• _Data provided_
## start

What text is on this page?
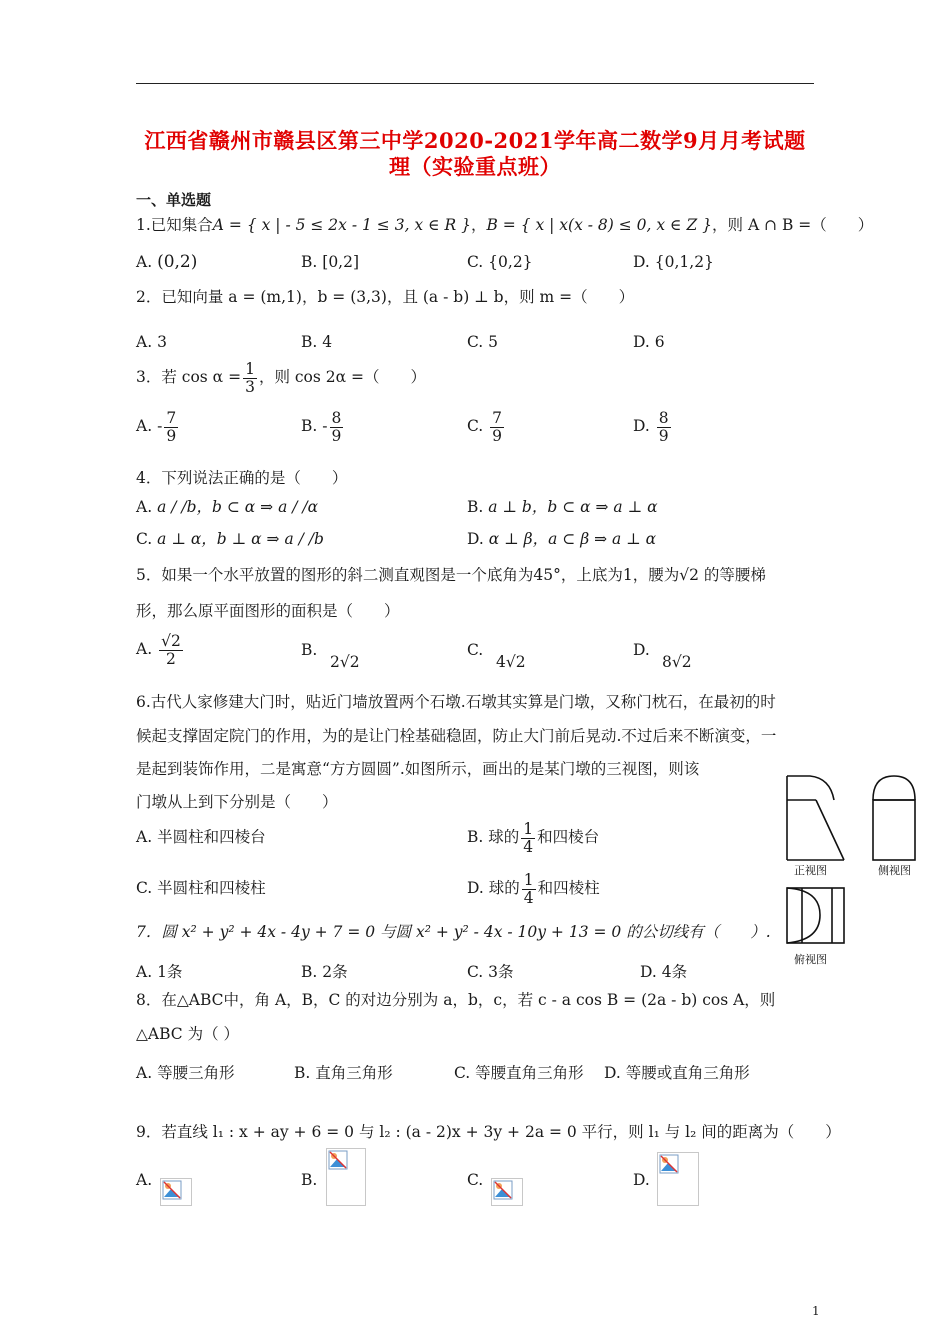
江西省赣州市赣县区第三中学2020-2021学年高二数学9月月考试题
理（实验重点班）
一、单选题
1.已知集合A = { x | - 5 ≤ 2x - 1 ≤ 3, x ∈ R }，B = { x | x(x - 8) ≤ 0, x ∈ Z }，则 A ∩ B =（　　）
A. (0,2)	B. [0,2]	C. {0,2}	D. {0,1,2}
2．已知向量 a = (m,1)，b = (3,3)，且 (a - b) ⊥ b，则 m =（　　）
A. 3	B. 4	C. 5	D. 6
3．若 $\cos \alpha = \frac{1}{3}$ ，则 cos 2α =（　　）
A. - $\frac{7}{9}$	B. - $\frac{8}{9}$	C. $\frac{7}{9}$	D. $\frac{8}{9}$
4．下列说法正确的是（　　）
A. a / /b，b ⊂ α ⇒ a / /α	B. a ⊥ b，b ⊂ α ⇒ a ⊥ α
C. a ⊥ α，b ⊥ α ⇒ a / /b	D. α ⊥ β，a ⊂ β ⇒ a ⊥ α
5．如果一个水平放置的图形的斜二测直观图是一个底角为45°，上底为1，腰为√2 的等腰梯
形，那么原平面图形的面积是（　　）
A. $\frac{√2}{2}$	B.
2√2
C.
4√2
D.
8√2
6.古代人家修建大门时，贴近门墙放置两个石墩.石墩其实算是门墩，又称门枕石，在最初的时
候起支撑固定院门的作用，为的是让门栓基础稳固，防止大门前后晃动.不过后来不断演变，一
是起到装饰作用，二是寓意“方方圆圆”.如图所示，画出的是某门墩的三视图，则该
门墩从上到下分别是（　　）
A. 半圆柱和四棱台	B. 球的 $\frac{1}{4}$ 和四棱台
C. 半圆柱和四棱柱	D. 球的 $\frac{1}{4}$ 和四棱柱
正视图	侧视图
俯视图
7．圆 x² + y² + 4x - 4y + 7 = 0 与圆 x² + y² - 4x - 10y + 13 = 0 的公切线有（　　）.
A. 1条	B. 2条	C. 3条	D. 4条
8．在△ABC中，角 A，B，C 的对边分别为 a，b，c，若 c - a cos B = (2a - b) cos A，则
△ABC 为（ ）
A. 等腰三角形	B. 直角三角形	C. 等腰直角三角形 D. 等腰或直角三角形
9．若直线 l₁ : x + ay + 6 = 0 与 l₂ : (a - 2)x + 3y + 2a = 0 平行，则 l₁ 与 l₂ 间的距离为（　　）
A.	B.	C.	D.
1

## end

• _Goal_
Restate the whole of the material word for word without the pictures.

• _Worked answer_
What text is on this page?
江西省赣州市赣县区第三中学2020-2021学年高二数学9月月考试题
理（实验重点班）
一、单选题
1.已知集合A = { x | - 5 ≤ 2x - 1 ≤ 3, x ∈ R }，B = { x | x(x - 8) ≤ 0, x ∈ Z }，则 A ∩ B =（　　）
A. (0,2)	B. [0,2]	C. {0,2}	D. {0,1,2}
2．已知向量 a = (m,1)，b = (3,3)，且 (a - b) ⊥ b，则 m =（　　）
A. 3	B. 4	C. 5	D. 6
3．若 $\cos \alpha = \frac{1}{3}$ ，则 cos 2α =（　　）
A. - $\frac{7}{9}$	B. - $\frac{8}{9}$	C. $\frac{7}{9}$	D. $\frac{8}{9}$
4．下列说法正确的是（　　）
A. a / /b，b ⊂ α ⇒ a / /α	B. a ⊥ b，b ⊂ α ⇒ a ⊥ α
C. a ⊥ α，b ⊥ α ⇒ a / /b	D. α ⊥ β，a ⊂ β ⇒ a ⊥ α
5．如果一个水平放置的图形的斜二测直观图是一个底角为45°，上底为1，腰为√2 的等腰梯
形，那么原平面图形的面积是（　　）
A. $\frac{√2}{2}$	B.
2√2
C.
4√2
D.
8√2
6.古代人家修建大门时，贴近门墙放置两个石墩.石墩其实算是门墩，又称门枕石，在最初的时
候起支撑固定院门的作用，为的是让门栓基础稳固，防止大门前后晃动.不过后来不断演变，一
是起到装饰作用，二是寓意“方方圆圆”.如图所示，画出的是某门墩的三视图，则该
门墩从上到下分别是（　　）
A. 半圆柱和四棱台	B. 球的 $\frac{1}{4}$ 和四棱台
C. 半圆柱和四棱柱	D. 球的 $\frac{1}{4}$ 和四棱柱
正视图	侧视图
俯视图
7．圆 x² + y² + 4x - 4y + 7 = 0 与圆 x² + y² - 4x - 10y + 13 = 0 的公切线有（　　）.
A. 1条	B. 2条	C. 3条	D. 4条
8．在△ABC中，角 A，B，C 的对边分别为 a，b，c，若 c - a cos B = (2a - b) cos A，则
△ABC 为（ ）
A. 等腰三角形	B. 直角三角形	C. 等腰直角三角形 D. 等腰或直角三角形
9．若直线 l₁ : x + ay + 6 = 0 与 l₂ : (a - 2)x + 3y + 2a = 0 平行，则 l₁ 与 l₂ 间的距离为（　　）
A.	B.	C.	D.
1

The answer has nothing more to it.